▶ PASSAGE FOURNI:
========
Depuis le 13 mars 2013, des foules entières de catholiques ont mis de côté diversité, conflits et rancœurs pour participer à une sorte d’immense happening en l’honneur du nouveau pape, où domine, comme dans tous les événements de ce genre, une impression de communion, une tendance à s’identifier à quelque chose et à quelqu’un, en oubliant ce qui se passait une seconde avant. Cela suffit pour que chacun se sente le droit d’annoncer des horizons radieux à « l’Eglise du pape François ». Sans une trace de mémoire pour les drames qui jusqu’à ces derniers temps pesaient sur la barque de Pierre et menaçaient de la faire couler. Pédophilie, affairisme, immoralité, luttes de pouvoir et tout ce qui aura contraint à la renonciation Benoît XVI, tout cela est disparu des premières pages des journaux comme des parlotes de sacristie : terminé. Il suffit de hasarder un simple « espérons… » en faisant la queue chez un charcutier, où de manière toute naturelle le plus anticlérical des gens qui sont là se met à dire à quel point ce nouveau pape lui plaît, pour passer pour le plus dangereux des déviationnistes. Ces points de suspension après le timide et précautionneux « espérons » ne vont pas plus loin mais il suffirait d’un rien pour terminer sur le banc des accusés, sans possibilité d’appel, au nom d’une miséricorde et d’une tendresse que le monde catholique semble n’avoir découvertes que maintenant. Cette volonté si intransigeante et intolérante de miséricorde et de tendresse ne semble contradictoire à personne. C’est la dure loi de ce populisme culturel que l’on appelle le pop. Mais cette lecture unanime de début de pontificat est à l’enseigne des contradictions qui ne gênent même pas les cervelles catholiques auparavant en admiration devant la rigueur de la raison prévalant sous le règne de Benoît XVI. Le moment est donc peut-être aussi venu de parler de la dure loi du clerical-pop, phénomène médiatique et ecclésial tout à fait nouveau.
Catholiques et non-catholiques ont dans les yeux les mêmes images, et aux lèvres les mêmes mots d’ordre, peu nombreux, simples et indiscutables comme il sied à ce qui donne forme à l’imaginaire collectif. Une nourriture fraîche pour la boulimie des médias, à qui l’on ne saurait reprocher d’accomplir diligemment leur office. Quand on alimente ces monstres insatiables, même si l’on arrive à s’en servir un peu, on finit toujours par être dévoré par eux, ruminé et digéré comme il leur plaît, changé d’aspect et dénaturé.
========
▶ OBJECTIFS:
(1) D'après le passage sur le pape François, pourquoi le moment serait-il venu de parler du « clerical-pop » ? Répondez en une à trois phrases.
(2) Poursuivez, s'il vous plaît, le passage sur le pape François à partir de sa dernière phrase.

(Enregistrements d'une collection)
========
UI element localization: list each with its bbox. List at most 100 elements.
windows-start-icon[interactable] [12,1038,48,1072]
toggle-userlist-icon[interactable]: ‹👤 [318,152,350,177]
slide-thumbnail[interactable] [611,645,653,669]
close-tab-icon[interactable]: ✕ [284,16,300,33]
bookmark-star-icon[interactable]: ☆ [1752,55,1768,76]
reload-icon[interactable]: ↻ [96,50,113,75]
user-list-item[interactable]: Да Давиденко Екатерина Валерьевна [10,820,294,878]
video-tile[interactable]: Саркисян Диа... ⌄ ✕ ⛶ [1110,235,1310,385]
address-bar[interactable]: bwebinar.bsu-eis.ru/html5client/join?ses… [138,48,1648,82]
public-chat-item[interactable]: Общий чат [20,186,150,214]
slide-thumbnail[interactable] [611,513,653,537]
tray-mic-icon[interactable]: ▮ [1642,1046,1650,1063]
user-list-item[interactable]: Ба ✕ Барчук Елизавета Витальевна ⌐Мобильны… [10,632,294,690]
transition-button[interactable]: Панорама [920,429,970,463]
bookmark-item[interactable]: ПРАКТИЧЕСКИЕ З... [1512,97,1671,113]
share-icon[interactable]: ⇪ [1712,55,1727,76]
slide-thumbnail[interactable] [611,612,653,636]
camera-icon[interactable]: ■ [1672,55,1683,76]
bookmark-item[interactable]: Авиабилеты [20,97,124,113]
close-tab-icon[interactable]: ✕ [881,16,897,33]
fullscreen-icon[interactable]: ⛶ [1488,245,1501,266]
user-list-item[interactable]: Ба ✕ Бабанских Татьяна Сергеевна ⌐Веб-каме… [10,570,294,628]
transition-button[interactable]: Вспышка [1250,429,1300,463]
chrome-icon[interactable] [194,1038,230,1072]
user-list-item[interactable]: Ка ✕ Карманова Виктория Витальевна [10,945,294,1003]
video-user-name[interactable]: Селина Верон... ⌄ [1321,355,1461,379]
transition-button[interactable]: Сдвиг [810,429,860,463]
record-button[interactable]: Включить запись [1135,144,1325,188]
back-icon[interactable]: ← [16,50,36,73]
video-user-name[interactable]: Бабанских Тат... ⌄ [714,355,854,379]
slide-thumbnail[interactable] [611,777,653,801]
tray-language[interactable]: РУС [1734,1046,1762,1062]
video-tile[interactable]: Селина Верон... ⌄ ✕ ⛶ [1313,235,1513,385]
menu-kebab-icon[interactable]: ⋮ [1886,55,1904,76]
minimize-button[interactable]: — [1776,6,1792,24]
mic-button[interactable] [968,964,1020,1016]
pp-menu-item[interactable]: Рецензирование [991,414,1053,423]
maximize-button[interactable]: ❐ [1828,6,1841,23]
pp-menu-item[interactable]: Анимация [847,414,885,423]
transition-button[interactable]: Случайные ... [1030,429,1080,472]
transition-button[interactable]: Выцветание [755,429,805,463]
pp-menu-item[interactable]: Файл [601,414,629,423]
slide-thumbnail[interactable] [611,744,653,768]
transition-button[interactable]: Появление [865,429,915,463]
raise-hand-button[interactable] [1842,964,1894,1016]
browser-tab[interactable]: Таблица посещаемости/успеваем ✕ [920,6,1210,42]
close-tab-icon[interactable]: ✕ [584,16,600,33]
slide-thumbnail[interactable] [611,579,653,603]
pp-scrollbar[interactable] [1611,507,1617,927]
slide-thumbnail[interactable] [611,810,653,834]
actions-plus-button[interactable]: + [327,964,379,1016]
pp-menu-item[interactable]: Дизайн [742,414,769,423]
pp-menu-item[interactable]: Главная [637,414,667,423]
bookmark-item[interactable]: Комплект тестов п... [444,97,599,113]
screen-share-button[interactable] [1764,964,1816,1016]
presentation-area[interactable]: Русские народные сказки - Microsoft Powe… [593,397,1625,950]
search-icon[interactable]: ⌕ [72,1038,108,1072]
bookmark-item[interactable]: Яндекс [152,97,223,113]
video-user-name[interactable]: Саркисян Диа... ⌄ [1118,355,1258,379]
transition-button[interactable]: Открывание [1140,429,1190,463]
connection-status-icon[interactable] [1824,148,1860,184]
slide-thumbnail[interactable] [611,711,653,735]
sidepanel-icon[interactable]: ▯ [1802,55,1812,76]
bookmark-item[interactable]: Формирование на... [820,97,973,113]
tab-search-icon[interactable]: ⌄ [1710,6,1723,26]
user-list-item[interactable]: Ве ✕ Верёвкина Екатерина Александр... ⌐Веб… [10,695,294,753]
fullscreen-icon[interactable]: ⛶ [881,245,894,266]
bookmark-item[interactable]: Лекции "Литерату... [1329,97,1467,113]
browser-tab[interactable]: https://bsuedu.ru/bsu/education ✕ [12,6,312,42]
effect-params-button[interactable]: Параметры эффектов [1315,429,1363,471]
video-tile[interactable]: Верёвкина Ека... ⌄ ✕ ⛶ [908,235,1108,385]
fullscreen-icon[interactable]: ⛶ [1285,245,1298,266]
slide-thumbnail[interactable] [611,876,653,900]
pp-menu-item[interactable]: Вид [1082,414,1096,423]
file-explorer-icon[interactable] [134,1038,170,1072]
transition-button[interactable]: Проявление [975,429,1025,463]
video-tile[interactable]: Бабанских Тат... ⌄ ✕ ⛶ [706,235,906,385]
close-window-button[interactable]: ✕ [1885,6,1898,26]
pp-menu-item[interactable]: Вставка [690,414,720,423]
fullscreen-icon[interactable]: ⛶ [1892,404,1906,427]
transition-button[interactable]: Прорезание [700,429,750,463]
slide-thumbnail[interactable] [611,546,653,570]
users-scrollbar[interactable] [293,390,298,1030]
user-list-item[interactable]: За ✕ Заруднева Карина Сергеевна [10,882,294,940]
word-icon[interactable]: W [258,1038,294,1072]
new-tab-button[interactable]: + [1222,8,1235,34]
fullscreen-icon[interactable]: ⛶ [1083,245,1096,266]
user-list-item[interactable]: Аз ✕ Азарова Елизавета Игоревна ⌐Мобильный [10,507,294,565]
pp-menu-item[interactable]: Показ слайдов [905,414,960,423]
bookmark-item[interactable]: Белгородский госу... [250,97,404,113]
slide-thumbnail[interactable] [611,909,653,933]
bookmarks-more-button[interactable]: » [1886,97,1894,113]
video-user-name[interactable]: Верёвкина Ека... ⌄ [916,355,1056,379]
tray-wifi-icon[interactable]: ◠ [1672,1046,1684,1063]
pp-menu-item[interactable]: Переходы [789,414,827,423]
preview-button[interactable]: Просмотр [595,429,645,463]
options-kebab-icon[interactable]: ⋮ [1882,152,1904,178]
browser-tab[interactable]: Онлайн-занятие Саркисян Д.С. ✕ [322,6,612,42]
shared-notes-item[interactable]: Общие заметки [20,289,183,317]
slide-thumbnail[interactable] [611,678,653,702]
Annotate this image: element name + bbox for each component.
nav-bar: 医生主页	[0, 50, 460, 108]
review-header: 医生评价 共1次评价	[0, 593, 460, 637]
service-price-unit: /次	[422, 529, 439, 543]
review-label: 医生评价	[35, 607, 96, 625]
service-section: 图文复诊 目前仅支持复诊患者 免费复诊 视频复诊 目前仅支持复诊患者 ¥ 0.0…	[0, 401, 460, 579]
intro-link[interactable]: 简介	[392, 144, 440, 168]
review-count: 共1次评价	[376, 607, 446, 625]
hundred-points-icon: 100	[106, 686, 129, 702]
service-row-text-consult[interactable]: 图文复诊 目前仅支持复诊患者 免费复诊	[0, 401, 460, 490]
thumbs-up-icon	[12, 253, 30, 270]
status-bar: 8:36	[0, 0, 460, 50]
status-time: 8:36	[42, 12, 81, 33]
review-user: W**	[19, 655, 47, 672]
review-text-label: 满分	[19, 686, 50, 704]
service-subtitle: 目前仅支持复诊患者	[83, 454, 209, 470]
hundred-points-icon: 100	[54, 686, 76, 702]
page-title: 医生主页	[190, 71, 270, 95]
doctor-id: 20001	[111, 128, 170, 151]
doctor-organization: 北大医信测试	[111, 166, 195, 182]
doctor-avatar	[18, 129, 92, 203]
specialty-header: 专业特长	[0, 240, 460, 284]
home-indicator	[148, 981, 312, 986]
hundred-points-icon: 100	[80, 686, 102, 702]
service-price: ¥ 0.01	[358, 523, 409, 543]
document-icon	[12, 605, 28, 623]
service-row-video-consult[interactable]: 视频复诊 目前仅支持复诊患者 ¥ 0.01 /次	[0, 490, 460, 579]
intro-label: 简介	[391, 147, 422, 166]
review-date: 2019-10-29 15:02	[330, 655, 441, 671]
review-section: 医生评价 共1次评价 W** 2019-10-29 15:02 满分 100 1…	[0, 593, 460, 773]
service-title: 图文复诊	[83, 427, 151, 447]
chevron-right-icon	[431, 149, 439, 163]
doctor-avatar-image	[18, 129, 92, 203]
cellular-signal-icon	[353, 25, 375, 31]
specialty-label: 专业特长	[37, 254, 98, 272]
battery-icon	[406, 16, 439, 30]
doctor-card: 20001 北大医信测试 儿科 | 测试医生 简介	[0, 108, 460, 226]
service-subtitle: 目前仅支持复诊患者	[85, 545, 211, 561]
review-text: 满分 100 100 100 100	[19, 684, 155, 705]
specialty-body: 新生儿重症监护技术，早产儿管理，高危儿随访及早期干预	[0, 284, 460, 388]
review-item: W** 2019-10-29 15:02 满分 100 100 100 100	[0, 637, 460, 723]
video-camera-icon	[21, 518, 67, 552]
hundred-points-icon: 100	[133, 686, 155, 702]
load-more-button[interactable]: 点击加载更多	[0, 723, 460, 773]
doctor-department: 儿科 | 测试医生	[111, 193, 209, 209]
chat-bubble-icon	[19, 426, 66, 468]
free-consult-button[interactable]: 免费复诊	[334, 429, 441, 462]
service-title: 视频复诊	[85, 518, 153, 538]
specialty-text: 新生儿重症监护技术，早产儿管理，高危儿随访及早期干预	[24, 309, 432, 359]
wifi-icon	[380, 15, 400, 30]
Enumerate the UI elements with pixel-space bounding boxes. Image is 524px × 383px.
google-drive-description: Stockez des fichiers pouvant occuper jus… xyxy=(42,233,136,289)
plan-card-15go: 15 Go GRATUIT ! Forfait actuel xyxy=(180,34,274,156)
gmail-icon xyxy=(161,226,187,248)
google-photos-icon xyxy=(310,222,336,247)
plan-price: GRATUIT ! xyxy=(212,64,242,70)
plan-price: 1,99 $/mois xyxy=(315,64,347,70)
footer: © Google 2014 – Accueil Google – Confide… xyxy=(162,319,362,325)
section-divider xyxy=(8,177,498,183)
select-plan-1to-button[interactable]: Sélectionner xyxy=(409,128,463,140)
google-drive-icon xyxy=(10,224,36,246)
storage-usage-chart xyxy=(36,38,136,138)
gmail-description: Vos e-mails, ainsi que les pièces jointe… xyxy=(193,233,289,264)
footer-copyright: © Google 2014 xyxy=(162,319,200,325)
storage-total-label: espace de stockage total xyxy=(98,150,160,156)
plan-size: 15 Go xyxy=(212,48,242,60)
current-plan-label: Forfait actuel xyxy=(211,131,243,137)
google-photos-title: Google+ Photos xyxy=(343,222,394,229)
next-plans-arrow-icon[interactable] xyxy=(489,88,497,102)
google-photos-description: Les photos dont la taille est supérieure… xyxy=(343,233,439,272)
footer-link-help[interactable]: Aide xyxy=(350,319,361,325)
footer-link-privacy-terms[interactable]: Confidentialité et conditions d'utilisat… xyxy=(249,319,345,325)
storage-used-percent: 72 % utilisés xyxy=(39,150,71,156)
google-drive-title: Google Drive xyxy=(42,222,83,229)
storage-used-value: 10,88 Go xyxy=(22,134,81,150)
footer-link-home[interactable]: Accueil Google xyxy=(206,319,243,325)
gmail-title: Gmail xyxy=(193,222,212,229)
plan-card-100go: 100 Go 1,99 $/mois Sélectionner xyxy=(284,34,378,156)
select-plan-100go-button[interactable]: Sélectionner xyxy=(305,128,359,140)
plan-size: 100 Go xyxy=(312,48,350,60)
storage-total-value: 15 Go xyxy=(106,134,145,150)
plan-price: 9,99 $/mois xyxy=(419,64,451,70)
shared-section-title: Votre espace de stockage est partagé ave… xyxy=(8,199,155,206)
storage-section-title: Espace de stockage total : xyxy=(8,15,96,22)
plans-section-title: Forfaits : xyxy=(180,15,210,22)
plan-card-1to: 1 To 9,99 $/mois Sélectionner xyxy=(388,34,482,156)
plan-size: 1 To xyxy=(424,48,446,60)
========
▶ RÉPONSES DONNÉES:
(1) Parce que la lecture unanime de ce début de pontificat est marquée par des contradictions. Celles-ci ne gênent même pas les esprits catholiques qui admiraient auparavant la rigueur de la raison sous le règne de Benoît XVI.

(2)
Dans les années Soixante, Marshall McLuhan avait clairement averti que « le monde désincarné dans lequel nous nous trouvons vivre est une menace formidable contre l’Eglise incarnée ». Ou encore que le monde créé par les médias électroniques est « un raisonnable fac-similé du Corps Mystique, une assourdissante manifestation de l’Antichrist. Après tout, le prince de ce monde est un grand ingénieur électronique ». Mais personne ne l’a écouté. « Les théologiens », disait-il, « n’ont même pas encore daigné jeter un regard sur un pareil problème » ((. Marshall McLuhan, La luce e il mezzo. Riflessioni sulla religione, A. Armando, Rome, 2002. )) .
C’est ainsi que l’image religieuse s’est faite toujours plus imaginaire collectif, jusqu’à se présenter sous une sorte d’aspiration universelle indéfinie et indéfinissable du plus pur style pop. L’icône exemplaire en est donnée par l’image des deux papes, François et Benoît placés côte à côte, fragment visible si étrangement évocateur d’un tableau d’Andy Warhol, avec ses duplications de Marilyn Monroe ou de Mao.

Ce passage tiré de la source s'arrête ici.